- **Given instruction**: Find each line with the string "Board" and report it.

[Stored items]
— BEGIN —

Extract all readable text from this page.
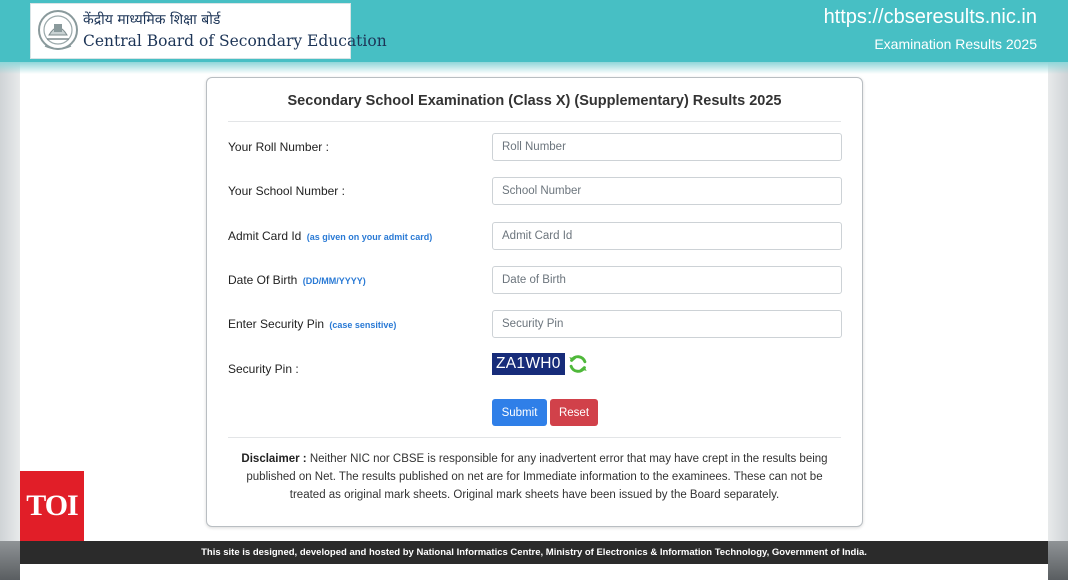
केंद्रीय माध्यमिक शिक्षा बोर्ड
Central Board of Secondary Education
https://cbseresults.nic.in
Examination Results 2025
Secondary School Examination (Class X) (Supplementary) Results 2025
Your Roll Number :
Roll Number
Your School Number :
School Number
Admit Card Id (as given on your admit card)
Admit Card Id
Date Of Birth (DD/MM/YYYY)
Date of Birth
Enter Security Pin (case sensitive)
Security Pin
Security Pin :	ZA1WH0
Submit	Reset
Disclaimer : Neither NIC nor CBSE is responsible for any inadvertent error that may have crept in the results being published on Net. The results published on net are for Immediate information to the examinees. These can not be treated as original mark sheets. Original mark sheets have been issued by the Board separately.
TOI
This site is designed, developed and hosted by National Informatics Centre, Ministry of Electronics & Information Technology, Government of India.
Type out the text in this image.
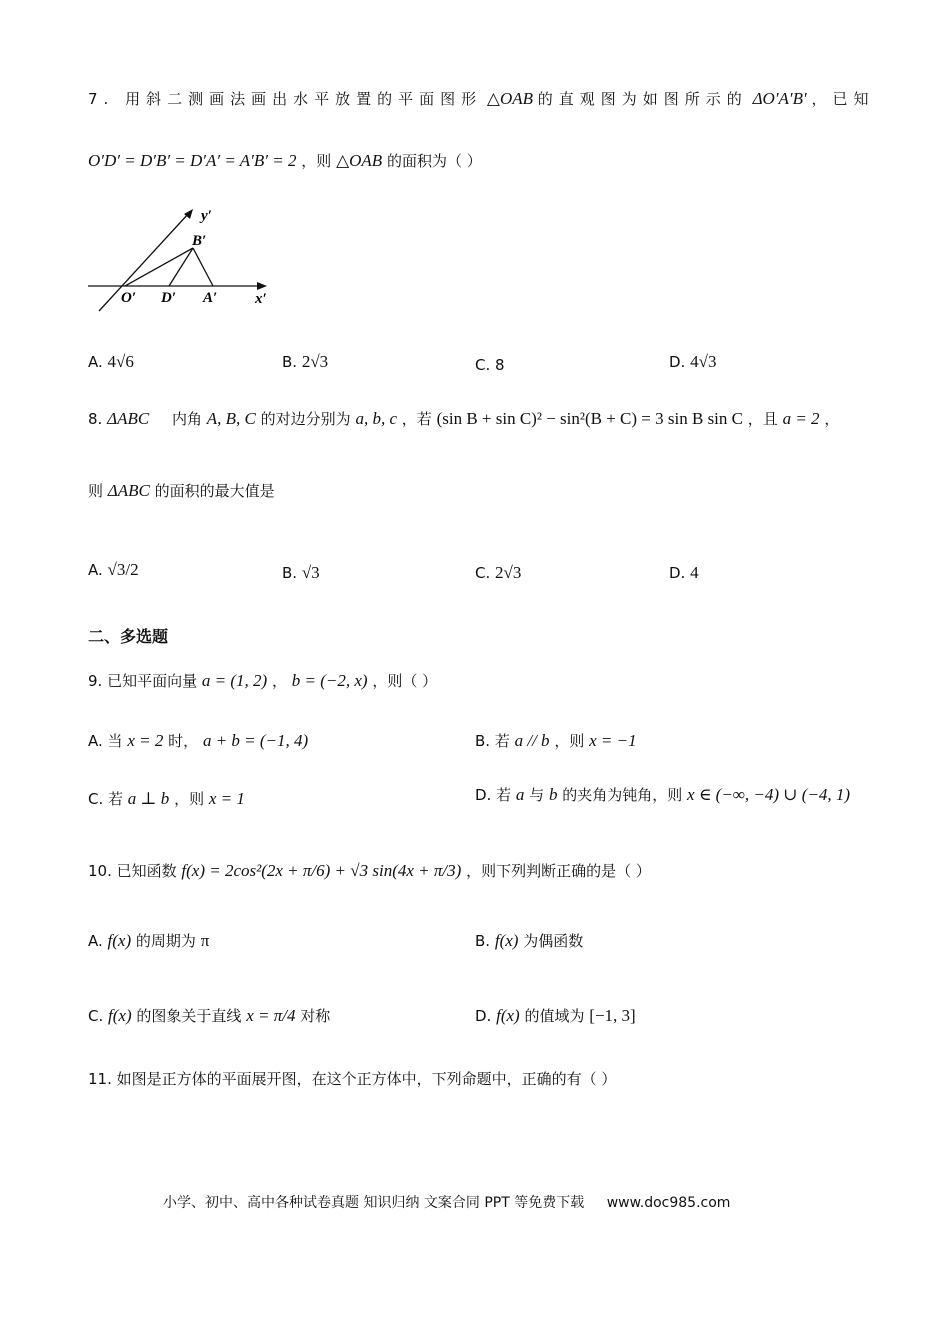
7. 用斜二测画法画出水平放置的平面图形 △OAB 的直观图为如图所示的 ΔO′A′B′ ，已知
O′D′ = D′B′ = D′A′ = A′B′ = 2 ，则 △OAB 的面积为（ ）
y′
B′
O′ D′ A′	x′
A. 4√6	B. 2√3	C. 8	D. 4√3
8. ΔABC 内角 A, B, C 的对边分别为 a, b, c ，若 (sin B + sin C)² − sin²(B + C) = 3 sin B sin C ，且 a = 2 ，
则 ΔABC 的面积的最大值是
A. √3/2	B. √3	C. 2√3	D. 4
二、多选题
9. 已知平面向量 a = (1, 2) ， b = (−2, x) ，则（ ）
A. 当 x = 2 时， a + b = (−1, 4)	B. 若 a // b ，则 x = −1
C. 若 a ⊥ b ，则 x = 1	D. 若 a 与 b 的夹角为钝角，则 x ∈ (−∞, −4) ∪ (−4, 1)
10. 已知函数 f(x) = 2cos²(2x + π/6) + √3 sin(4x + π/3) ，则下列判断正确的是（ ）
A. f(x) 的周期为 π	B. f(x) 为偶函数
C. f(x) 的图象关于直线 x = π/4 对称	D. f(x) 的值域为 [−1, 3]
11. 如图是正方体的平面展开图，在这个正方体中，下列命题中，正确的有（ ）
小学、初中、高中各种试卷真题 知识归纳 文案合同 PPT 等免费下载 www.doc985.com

— END —

- **Final result**:
Central Board of Secondary Education
Disclaimer : Neither NIC nor CBSE is responsible for any inadvertent error that may have crept in the results being published on Net. The results published on net are for Immediate information to the examinees. These can not be treated as original mark sheets. Original mark sheets have been issued by the Board separately.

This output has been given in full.